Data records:
+++++
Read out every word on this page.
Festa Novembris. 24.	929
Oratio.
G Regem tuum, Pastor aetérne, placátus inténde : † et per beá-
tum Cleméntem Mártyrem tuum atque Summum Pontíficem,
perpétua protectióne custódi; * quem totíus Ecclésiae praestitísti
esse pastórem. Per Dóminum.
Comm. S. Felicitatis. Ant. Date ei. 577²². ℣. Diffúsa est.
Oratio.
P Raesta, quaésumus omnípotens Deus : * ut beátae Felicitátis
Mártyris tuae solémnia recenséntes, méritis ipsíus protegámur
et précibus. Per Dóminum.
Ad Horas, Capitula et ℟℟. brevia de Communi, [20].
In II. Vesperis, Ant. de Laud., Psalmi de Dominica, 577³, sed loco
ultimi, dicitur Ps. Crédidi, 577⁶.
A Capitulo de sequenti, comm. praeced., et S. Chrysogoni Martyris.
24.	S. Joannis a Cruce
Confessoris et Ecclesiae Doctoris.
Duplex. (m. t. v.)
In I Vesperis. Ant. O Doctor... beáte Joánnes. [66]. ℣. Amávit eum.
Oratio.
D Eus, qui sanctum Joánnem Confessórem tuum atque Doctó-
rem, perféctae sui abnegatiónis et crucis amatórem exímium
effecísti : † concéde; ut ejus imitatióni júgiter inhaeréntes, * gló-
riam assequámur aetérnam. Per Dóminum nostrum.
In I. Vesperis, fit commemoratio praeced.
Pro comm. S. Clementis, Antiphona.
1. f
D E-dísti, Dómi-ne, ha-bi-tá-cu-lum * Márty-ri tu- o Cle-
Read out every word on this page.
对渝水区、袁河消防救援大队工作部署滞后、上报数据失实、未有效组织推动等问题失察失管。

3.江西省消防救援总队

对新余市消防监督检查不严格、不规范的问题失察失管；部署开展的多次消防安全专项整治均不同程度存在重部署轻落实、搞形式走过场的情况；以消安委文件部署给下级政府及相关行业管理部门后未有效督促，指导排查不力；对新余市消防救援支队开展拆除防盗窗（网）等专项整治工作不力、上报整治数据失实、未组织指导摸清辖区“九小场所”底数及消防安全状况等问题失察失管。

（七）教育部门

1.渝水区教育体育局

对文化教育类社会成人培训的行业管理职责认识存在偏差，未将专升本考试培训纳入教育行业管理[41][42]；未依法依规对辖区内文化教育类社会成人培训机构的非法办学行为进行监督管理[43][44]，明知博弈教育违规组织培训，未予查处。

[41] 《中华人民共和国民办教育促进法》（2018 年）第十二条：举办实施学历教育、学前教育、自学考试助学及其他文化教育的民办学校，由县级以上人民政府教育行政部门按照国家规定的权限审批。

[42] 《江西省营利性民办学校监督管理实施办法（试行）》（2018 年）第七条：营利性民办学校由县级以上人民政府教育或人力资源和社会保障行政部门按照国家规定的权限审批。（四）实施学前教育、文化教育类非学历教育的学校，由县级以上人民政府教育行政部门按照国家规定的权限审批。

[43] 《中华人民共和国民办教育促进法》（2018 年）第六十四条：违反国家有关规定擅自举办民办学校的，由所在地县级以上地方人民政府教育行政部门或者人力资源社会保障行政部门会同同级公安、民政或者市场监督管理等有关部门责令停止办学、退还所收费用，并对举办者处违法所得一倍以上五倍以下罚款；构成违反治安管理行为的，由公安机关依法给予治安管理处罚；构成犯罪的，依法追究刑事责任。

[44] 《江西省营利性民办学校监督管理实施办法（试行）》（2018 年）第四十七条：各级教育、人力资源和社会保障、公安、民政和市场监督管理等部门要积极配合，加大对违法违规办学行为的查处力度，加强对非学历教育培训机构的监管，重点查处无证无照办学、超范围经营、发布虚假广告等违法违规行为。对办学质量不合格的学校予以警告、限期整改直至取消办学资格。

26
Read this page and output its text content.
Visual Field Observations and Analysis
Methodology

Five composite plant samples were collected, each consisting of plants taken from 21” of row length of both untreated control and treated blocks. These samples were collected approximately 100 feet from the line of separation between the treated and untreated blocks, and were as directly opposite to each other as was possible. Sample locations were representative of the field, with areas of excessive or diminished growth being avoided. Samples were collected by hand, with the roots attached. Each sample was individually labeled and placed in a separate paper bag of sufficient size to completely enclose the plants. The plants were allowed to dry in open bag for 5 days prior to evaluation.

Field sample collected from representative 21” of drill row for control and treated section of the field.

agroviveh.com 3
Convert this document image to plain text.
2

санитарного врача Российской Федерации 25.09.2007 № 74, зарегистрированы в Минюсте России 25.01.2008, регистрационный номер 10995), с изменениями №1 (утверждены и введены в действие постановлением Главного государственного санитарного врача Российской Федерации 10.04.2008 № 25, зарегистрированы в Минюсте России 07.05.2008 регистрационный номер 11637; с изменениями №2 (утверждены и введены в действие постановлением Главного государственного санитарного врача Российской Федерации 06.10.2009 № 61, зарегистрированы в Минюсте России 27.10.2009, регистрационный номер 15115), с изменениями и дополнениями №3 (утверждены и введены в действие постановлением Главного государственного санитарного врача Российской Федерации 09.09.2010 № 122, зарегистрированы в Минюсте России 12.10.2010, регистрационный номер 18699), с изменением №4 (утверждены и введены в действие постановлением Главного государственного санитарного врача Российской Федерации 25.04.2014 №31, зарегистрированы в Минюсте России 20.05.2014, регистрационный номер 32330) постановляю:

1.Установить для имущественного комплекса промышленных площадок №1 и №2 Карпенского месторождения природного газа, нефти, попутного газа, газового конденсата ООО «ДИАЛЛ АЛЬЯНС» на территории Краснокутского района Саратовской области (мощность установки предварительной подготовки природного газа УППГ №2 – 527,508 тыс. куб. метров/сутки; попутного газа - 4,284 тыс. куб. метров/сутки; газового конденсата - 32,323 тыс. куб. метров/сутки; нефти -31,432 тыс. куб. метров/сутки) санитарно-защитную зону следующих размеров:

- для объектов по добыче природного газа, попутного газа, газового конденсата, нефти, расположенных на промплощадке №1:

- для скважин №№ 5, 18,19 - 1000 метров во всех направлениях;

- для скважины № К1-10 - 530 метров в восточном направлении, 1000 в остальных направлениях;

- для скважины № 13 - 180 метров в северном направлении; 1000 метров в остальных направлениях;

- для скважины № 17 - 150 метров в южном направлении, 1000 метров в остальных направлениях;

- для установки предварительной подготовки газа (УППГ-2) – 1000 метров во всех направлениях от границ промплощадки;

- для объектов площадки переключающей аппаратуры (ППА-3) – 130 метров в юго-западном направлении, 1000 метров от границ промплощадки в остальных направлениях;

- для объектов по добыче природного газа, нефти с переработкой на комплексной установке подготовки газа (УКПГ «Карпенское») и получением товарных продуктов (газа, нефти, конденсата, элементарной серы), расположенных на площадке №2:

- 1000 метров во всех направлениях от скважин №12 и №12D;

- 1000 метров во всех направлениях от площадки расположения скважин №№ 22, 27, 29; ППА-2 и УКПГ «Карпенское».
+++++
- [The exercise] Return all of the above records exactly, leaving no line out.

- [Answer to the problem]
Read out every word on this page.
Festa Novembris. 24.	929
Oratio.
G Regem tuum, Pastor aetérne, placátus inténde : † et per beá-
tum Cleméntem Mártyrem tuum atque Summum Pontíficem,
perpétua protectióne custódi; * quem totíus Ecclésiae praestitísti
esse pastórem. Per Dóminum.
Comm. S. Felicitatis. Ant. Date ei. 577²². ℣. Diffúsa est.
Oratio.
P Raesta, quaésumus omnípotens Deus : * ut beátae Felicitátis
Mártyris tuae solémnia recenséntes, méritis ipsíus protegámur
et précibus. Per Dóminum.
Ad Horas, Capitula et ℟℟. brevia de Communi, [20].
In II. Vesperis, Ant. de Laud., Psalmi de Dominica, 577³, sed loco
ultimi, dicitur Ps. Crédidi, 577⁶.
A Capitulo de sequenti, comm. praeced., et S. Chrysogoni Martyris.
24.	S. Joannis a Cruce
Confessoris et Ecclesiae Doctoris.
Duplex. (m. t. v.)
In I Vesperis. Ant. O Doctor... beáte Joánnes. [66]. ℣. Amávit eum.
Oratio.
D Eus, qui sanctum Joánnem Confessórem tuum atque Doctó-
rem, perféctae sui abnegatiónis et crucis amatórem exímium
effecísti : † concéde; ut ejus imitatióni júgiter inhaeréntes, * gló-
riam assequámur aetérnam. Per Dóminum nostrum.
In I. Vesperis, fit commemoratio praeced.
Pro comm. S. Clementis, Antiphona.
1. f
D E-dísti, Dómi-ne, ha-bi-tá-cu-lum * Márty-ri tu- o Cle-
Read out every word on this page.
对渝水区、袁河消防救援大队工作部署滞后、上报数据失实、未有效组织推动等问题失察失管。

3.江西省消防救援总队

对新余市消防监督检查不严格、不规范的问题失察失管；部署开展的多次消防安全专项整治均不同程度存在重部署轻落实、搞形式走过场的情况；以消安委文件部署给下级政府及相关行业管理部门后未有效督促，指导排查不力；对新余市消防救援支队开展拆除防盗窗（网）等专项整治工作不力、上报整治数据失实、未组织指导摸清辖区“九小场所”底数及消防安全状况等问题失察失管。

（七）教育部门

1.渝水区教育体育局

对文化教育类社会成人培训的行业管理职责认识存在偏差，未将专升本考试培训纳入教育行业管理[41][42]；未依法依规对辖区内文化教育类社会成人培训机构的非法办学行为进行监督管理[43][44]，明知博弈教育违规组织培训，未予查处。

[41] 《中华人民共和国民办教育促进法》（2018 年）第十二条：举办实施学历教育、学前教育、自学考试助学及其他文化教育的民办学校，由县级以上人民政府教育行政部门按照国家规定的权限审批。

[42] 《江西省营利性民办学校监督管理实施办法（试行）》（2018 年）第七条：营利性民办学校由县级以上人民政府教育或人力资源和社会保障行政部门按照国家规定的权限审批。（四）实施学前教育、文化教育类非学历教育的学校，由县级以上人民政府教育行政部门按照国家规定的权限审批。

[43] 《中华人民共和国民办教育促进法》（2018 年）第六十四条：违反国家有关规定擅自举办民办学校的，由所在地县级以上地方人民政府教育行政部门或者人力资源社会保障行政部门会同同级公安、民政或者市场监督管理等有关部门责令停止办学、退还所收费用，并对举办者处违法所得一倍以上五倍以下罚款；构成违反治安管理行为的，由公安机关依法给予治安管理处罚；构成犯罪的，依法追究刑事责任。

[44] 《江西省营利性民办学校监督管理实施办法（试行）》（2018 年）第四十七条：各级教育、人力资源和社会保障、公安、民政和市场监督管理等部门要积极配合，加大对违法违规办学行为的查处力度，加强对非学历教育培训机构的监管，重点查处无证无照办学、超范围经营、发布虚假广告等违法违规行为。对办学质量不合格的学校予以警告、限期整改直至取消办学资格。

26
Read this page and output its text content.
Visual Field Observations and Analysis
Methodology

Five composite plant samples were collected, each consisting of plants taken from 21” of row length of both untreated control and treated blocks. These samples were collected approximately 100 feet from the line of separation between the treated and untreated blocks, and were as directly opposite to each other as was possible. Sample locations were representative of the field, with areas of excessive or diminished growth being avoided. Samples were collected by hand, with the roots attached. Each sample was individually labeled and placed in a separate paper bag of sufficient size to completely enclose the plants. The plants were allowed to dry in open bag for 5 days prior to evaluation.

Field sample collected from representative 21” of drill row for control and treated section of the field.

agroviveh.com 3
Convert this document image to plain text.
2

санитарного врача Российской Федерации 25.09.2007 № 74, зарегистрированы в Минюсте России 25.01.2008, регистрационный номер 10995), с изменениями №1 (утверждены и введены в действие постановлением Главного государственного санитарного врача Российской Федерации 10.04.2008 № 25, зарегистрированы в Минюсте России 07.05.2008 регистрационный номер 11637; с изменениями №2 (утверждены и введены в действие постановлением Главного государственного санитарного врача Российской Федерации 06.10.2009 № 61, зарегистрированы в Минюсте России 27.10.2009, регистрационный номер 15115), с изменениями и дополнениями №3 (утверждены и введены в действие постановлением Главного государственного санитарного врача Российской Федерации 09.09.2010 № 122, зарегистрированы в Минюсте России 12.10.2010, регистрационный номер 18699), с изменением №4 (утверждены и введены в действие постановлением Главного государственного санитарного врача Российской Федерации 25.04.2014 №31, зарегистрированы в Минюсте России 20.05.2014, регистрационный номер 32330) постановляю:

1.Установить для имущественного комплекса промышленных площадок №1 и №2 Карпенского месторождения природного газа, нефти, попутного газа, газового конденсата ООО «ДИАЛЛ АЛЬЯНС» на территории Краснокутского района Саратовской области (мощность установки предварительной подготовки природного газа УППГ №2 – 527,508 тыс. куб. метров/сутки; попутного газа - 4,284 тыс. куб. метров/сутки; газового конденсата - 32,323 тыс. куб. метров/сутки; нефти -31,432 тыс. куб. метров/сутки) санитарно-защитную зону следующих размеров:

- для объектов по добыче природного газа, попутного газа, газового конденсата, нефти, расположенных на промплощадке №1:

- для скважин №№ 5, 18,19 - 1000 метров во всех направлениях;

- для скважины № К1-10 - 530 метров в восточном направлении, 1000 в остальных направлениях;

- для скважины № 13 - 180 метров в северном направлении; 1000 метров в остальных направлениях;

- для скважины № 17 - 150 метров в южном направлении, 1000 метров в остальных направлениях;

- для установки предварительной подготовки газа (УППГ-2) – 1000 метров во всех направлениях от границ промплощадки;

- для объектов площадки переключающей аппаратуры (ППА-3) – 130 метров в юго-западном направлении, 1000 метров от границ промплощадки в остальных направлениях;

- для объектов по добыче природного газа, нефти с переработкой на комплексной установке подготовки газа (УКПГ «Карпенское») и получением товарных продуктов (газа, нефти, конденсата, элементарной серы), расположенных на площадке №2:

- 1000 метров во всех направлениях от скважин №12 и №12D;

- 1000 метров во всех направлениях от площадки расположения скважин №№ 22, 27, 29; ППА-2 и УКПГ «Карпенское».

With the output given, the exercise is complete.